◆ **Collected data entries**
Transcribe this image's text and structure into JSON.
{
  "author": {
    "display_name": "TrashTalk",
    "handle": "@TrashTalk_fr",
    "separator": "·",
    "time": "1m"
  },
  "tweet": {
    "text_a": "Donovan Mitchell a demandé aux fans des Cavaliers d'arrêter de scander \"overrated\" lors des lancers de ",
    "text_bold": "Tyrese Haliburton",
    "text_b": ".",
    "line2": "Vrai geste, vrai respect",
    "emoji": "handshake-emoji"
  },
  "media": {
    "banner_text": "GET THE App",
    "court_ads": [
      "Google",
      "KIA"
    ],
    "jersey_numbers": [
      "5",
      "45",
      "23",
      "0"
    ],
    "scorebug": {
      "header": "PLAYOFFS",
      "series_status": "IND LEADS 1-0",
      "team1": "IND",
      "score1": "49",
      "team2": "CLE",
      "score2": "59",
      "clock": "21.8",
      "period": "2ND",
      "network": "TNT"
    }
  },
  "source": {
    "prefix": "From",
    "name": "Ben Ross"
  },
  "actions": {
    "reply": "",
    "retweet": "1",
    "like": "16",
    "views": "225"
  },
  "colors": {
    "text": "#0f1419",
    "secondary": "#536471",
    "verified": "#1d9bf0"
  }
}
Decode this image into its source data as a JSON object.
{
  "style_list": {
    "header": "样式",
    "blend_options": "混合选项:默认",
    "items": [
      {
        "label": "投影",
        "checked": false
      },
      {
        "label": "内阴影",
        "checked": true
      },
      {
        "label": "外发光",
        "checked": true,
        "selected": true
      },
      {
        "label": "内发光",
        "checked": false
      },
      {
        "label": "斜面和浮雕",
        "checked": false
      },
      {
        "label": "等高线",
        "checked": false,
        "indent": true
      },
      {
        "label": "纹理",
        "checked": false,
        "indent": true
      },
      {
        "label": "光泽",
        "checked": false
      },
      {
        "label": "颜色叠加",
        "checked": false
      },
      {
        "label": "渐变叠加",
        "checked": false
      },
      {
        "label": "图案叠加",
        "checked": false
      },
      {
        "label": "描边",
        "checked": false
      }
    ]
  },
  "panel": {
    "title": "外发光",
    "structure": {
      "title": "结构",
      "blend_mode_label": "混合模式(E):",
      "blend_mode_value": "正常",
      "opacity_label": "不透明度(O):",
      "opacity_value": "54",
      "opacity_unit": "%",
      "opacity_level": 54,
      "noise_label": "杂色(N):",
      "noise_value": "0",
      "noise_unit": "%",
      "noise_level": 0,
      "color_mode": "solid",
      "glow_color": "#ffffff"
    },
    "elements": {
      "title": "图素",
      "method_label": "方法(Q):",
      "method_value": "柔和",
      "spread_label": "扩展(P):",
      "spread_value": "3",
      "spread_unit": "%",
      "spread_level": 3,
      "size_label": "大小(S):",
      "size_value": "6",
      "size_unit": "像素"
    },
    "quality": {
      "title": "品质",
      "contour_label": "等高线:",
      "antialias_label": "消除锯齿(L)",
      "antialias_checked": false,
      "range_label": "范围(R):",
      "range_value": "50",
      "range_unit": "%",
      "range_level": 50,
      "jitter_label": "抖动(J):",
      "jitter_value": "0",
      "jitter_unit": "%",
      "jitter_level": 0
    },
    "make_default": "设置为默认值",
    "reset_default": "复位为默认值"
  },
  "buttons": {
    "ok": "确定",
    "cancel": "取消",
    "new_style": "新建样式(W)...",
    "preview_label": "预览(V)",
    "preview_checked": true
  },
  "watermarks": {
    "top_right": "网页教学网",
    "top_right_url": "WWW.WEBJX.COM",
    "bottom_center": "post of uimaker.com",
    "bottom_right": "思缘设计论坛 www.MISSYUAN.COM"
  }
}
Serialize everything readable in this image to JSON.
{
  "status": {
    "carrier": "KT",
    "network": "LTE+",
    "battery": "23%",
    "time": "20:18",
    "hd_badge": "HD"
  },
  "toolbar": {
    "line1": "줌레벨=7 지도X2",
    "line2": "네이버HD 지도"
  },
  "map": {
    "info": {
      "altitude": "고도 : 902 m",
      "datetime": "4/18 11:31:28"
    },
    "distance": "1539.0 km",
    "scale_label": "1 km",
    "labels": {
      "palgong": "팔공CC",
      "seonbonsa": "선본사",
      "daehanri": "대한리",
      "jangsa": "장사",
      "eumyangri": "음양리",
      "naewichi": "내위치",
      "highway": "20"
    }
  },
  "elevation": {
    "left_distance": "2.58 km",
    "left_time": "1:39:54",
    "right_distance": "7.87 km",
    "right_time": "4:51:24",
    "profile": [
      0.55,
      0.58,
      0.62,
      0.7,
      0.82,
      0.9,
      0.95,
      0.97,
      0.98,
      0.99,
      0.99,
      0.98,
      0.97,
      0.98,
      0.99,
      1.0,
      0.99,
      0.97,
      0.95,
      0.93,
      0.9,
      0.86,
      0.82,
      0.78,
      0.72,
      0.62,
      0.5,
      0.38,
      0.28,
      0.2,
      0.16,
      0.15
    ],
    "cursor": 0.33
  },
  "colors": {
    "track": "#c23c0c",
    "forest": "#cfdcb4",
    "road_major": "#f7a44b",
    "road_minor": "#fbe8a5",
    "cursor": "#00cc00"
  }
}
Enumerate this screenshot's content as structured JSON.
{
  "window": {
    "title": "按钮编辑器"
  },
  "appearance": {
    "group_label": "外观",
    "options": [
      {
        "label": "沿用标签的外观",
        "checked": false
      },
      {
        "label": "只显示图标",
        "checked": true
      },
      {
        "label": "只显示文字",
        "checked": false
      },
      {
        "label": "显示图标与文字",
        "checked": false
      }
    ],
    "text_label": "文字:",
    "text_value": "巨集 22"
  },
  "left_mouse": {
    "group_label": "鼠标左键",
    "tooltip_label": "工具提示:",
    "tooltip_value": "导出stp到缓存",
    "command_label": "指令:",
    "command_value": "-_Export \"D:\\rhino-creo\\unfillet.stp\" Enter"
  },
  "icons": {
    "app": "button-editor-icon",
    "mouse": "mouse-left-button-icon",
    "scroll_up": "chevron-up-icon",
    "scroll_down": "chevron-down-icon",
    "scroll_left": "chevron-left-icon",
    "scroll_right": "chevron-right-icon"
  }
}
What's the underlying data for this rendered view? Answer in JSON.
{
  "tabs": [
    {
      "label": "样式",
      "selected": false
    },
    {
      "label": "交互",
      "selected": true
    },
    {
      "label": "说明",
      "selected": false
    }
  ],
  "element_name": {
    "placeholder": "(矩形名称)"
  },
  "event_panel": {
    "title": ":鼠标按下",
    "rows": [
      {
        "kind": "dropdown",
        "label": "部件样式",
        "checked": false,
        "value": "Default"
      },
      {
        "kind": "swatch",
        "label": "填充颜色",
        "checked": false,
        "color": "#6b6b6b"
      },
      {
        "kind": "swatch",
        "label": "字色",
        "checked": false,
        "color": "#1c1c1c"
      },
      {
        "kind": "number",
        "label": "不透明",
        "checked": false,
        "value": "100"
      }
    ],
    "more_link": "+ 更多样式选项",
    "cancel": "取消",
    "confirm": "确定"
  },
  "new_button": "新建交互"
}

◆ **To be done**
Count the lines in the entries above that include the string "kind", then give only that figure.

◆ **Task response**
4